_Records provided_:
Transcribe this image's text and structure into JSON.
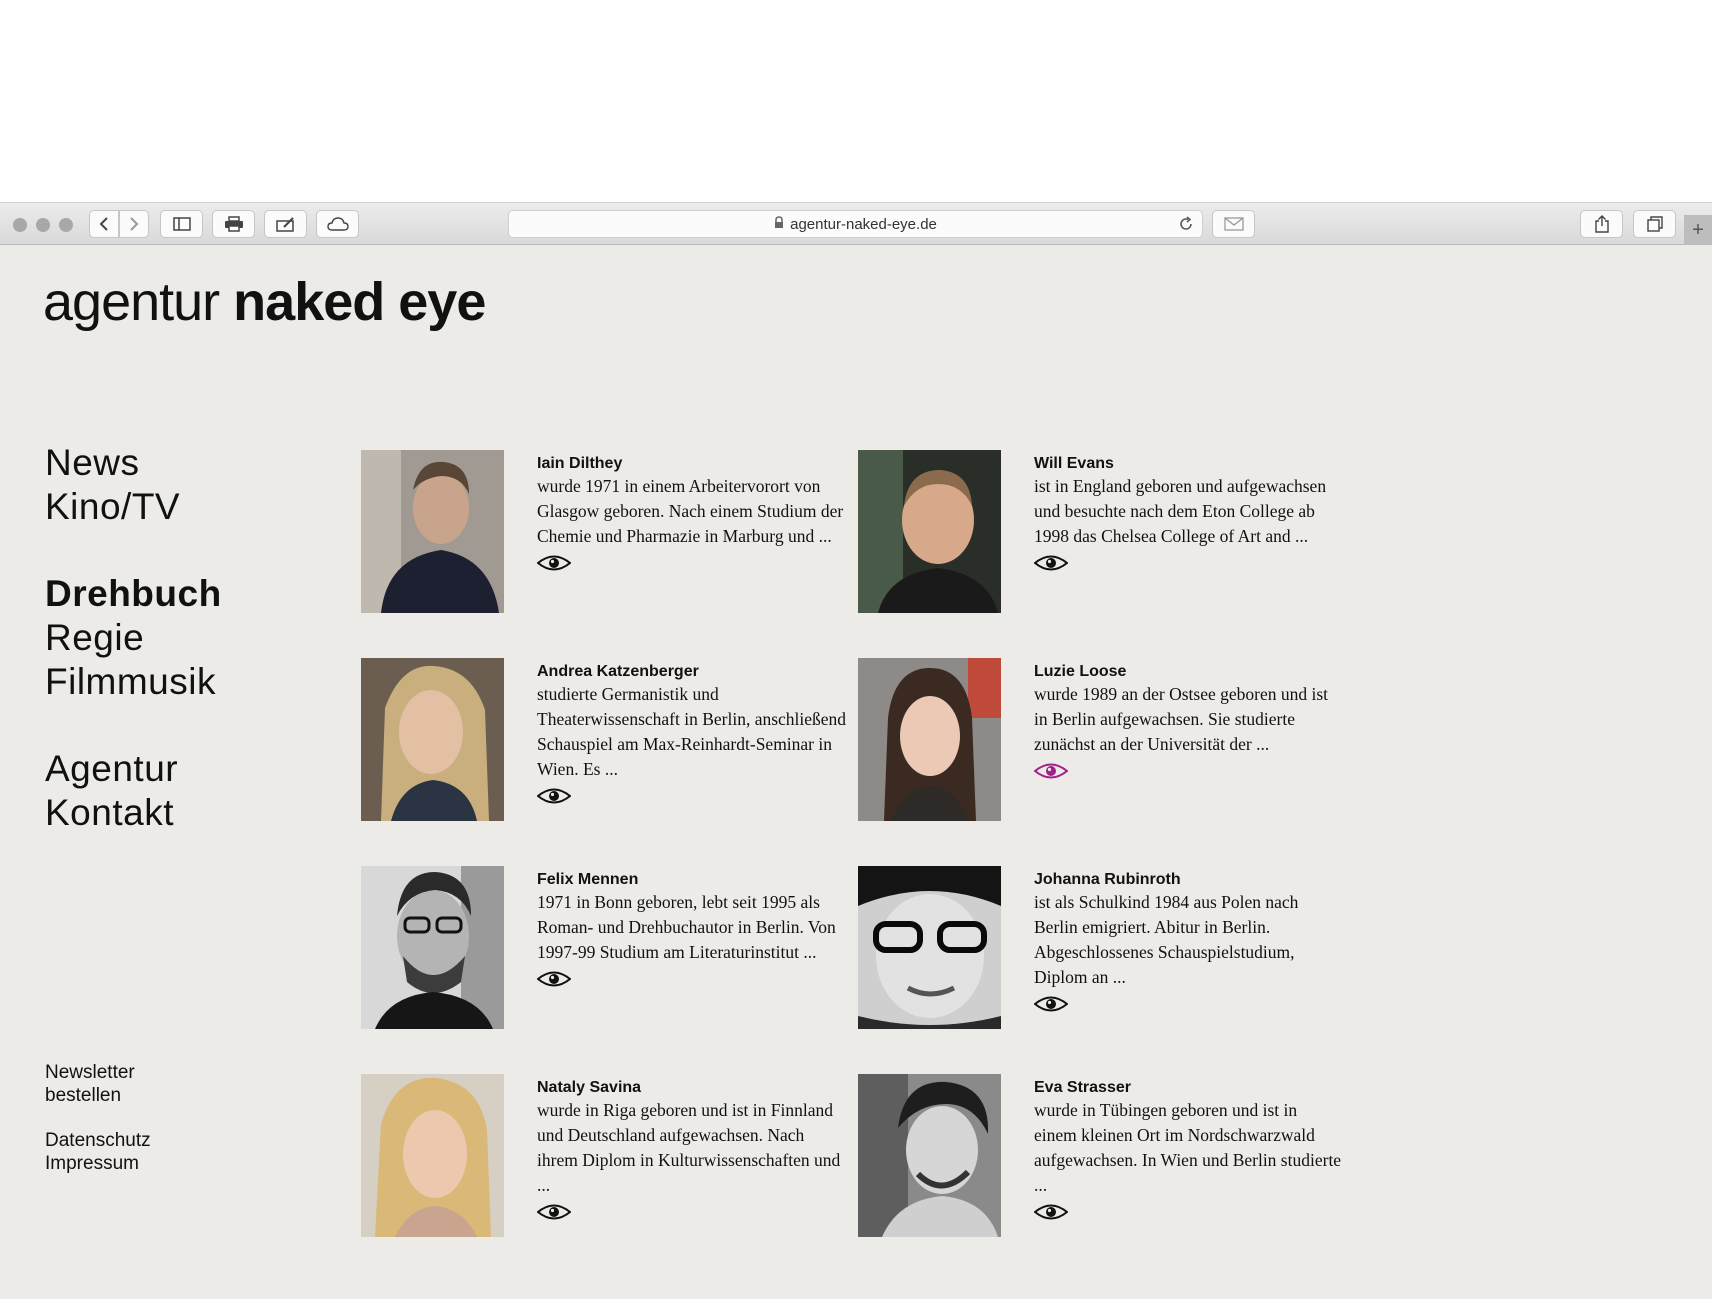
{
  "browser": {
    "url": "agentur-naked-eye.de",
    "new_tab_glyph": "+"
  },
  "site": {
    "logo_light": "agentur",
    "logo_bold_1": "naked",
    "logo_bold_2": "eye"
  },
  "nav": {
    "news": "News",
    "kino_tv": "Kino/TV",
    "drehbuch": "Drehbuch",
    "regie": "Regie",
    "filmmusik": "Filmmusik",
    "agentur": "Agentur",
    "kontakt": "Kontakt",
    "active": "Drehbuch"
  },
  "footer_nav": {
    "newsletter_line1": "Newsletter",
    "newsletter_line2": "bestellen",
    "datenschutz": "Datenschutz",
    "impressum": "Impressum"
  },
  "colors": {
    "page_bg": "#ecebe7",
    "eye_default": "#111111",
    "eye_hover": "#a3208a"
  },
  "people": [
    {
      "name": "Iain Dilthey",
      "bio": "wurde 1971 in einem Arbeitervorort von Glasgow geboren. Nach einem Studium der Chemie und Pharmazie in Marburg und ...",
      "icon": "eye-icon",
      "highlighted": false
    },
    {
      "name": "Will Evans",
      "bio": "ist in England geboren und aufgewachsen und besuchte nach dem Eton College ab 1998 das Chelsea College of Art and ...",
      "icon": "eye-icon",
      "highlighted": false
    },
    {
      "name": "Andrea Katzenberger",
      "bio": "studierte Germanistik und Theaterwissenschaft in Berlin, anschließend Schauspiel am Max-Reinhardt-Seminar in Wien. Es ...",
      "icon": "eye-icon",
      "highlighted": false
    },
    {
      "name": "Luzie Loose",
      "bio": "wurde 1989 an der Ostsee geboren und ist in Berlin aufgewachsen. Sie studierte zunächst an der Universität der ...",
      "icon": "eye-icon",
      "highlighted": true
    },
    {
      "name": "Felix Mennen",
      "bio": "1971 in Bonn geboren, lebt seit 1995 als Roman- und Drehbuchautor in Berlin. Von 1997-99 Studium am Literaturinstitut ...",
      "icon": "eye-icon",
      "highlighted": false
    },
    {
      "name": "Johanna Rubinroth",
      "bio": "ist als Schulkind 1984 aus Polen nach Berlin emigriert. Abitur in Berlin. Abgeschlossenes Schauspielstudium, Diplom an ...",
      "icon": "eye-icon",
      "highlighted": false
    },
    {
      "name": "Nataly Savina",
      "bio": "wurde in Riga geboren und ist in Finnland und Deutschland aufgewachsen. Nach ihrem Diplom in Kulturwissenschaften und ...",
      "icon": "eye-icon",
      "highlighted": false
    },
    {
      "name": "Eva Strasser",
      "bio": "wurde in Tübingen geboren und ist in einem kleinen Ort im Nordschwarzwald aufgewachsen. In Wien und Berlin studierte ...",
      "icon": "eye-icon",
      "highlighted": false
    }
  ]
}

_Task instructions_: Copy the lines from the entries above in which the word "studierte" appears.

_Written solution_:
      "bio": "studierte Germanistik und Theaterwissenschaft in Berlin, anschließend Schauspiel am Max-Reinhardt-Seminar in Wien. Es ...",
      "bio": "wurde 1989 an der Ostsee geboren und ist in Berlin aufgewachsen. Sie studierte zunächst an der Universität der ...",
      "bio": "wurde in Tübingen geboren und ist in einem kleinen Ort im Nordschwarzwald aufgewachsen. In Wien und Berlin studierte ...",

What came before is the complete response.